Pull every line of the entries that has the word "title".

# DATA FOR THE TASK start

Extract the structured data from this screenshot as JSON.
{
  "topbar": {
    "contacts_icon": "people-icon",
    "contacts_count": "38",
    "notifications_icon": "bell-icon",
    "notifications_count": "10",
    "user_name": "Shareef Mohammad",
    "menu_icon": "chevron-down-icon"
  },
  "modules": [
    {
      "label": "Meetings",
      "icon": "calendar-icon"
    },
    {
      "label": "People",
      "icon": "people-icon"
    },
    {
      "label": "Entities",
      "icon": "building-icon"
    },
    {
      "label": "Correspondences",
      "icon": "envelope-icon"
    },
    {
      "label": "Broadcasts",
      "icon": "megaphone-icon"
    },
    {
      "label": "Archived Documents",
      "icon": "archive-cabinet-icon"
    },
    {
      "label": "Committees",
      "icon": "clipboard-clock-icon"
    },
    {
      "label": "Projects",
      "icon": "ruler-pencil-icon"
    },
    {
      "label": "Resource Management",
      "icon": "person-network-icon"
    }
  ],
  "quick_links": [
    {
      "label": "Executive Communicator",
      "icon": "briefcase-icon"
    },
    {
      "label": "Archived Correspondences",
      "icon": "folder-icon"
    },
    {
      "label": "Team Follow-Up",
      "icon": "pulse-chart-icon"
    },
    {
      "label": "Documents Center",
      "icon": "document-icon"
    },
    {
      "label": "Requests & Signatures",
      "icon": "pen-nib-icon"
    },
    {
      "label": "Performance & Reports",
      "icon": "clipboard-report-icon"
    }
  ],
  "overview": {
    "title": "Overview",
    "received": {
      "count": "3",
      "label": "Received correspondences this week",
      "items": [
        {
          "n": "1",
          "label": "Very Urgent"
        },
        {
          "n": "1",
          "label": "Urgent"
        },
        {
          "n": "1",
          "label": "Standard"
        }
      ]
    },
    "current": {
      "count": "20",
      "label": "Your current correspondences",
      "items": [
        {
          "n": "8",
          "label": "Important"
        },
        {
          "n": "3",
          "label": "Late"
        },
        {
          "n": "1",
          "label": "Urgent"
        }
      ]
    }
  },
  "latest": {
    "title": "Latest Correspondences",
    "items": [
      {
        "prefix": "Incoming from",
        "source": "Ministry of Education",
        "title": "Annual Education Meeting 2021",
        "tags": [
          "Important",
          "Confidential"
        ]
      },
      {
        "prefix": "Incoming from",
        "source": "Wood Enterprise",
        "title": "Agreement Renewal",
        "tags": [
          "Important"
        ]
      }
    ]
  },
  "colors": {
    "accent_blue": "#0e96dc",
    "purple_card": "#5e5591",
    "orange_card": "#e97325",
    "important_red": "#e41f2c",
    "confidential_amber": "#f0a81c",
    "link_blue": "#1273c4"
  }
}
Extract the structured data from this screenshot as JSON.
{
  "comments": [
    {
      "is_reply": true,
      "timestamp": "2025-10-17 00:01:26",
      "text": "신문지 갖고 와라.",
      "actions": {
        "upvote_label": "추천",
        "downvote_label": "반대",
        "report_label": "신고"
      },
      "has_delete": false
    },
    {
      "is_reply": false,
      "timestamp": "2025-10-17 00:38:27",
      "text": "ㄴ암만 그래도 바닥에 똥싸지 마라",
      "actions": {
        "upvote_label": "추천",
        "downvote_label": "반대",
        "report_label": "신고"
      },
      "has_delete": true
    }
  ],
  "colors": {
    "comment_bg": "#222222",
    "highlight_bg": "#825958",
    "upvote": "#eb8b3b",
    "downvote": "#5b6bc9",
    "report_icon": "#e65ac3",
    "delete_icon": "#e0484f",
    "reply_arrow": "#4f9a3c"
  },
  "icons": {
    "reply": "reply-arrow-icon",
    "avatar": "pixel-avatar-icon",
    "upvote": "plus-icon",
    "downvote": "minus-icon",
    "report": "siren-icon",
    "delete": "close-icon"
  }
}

# DATA FOR THE TASK end

▶ [COMPLETED TASK]:
    "title": "Overview",
    "title": "Latest Correspondences",
        "title": "Annual Education Meeting 2021",
        "title": "Agreement Renewal",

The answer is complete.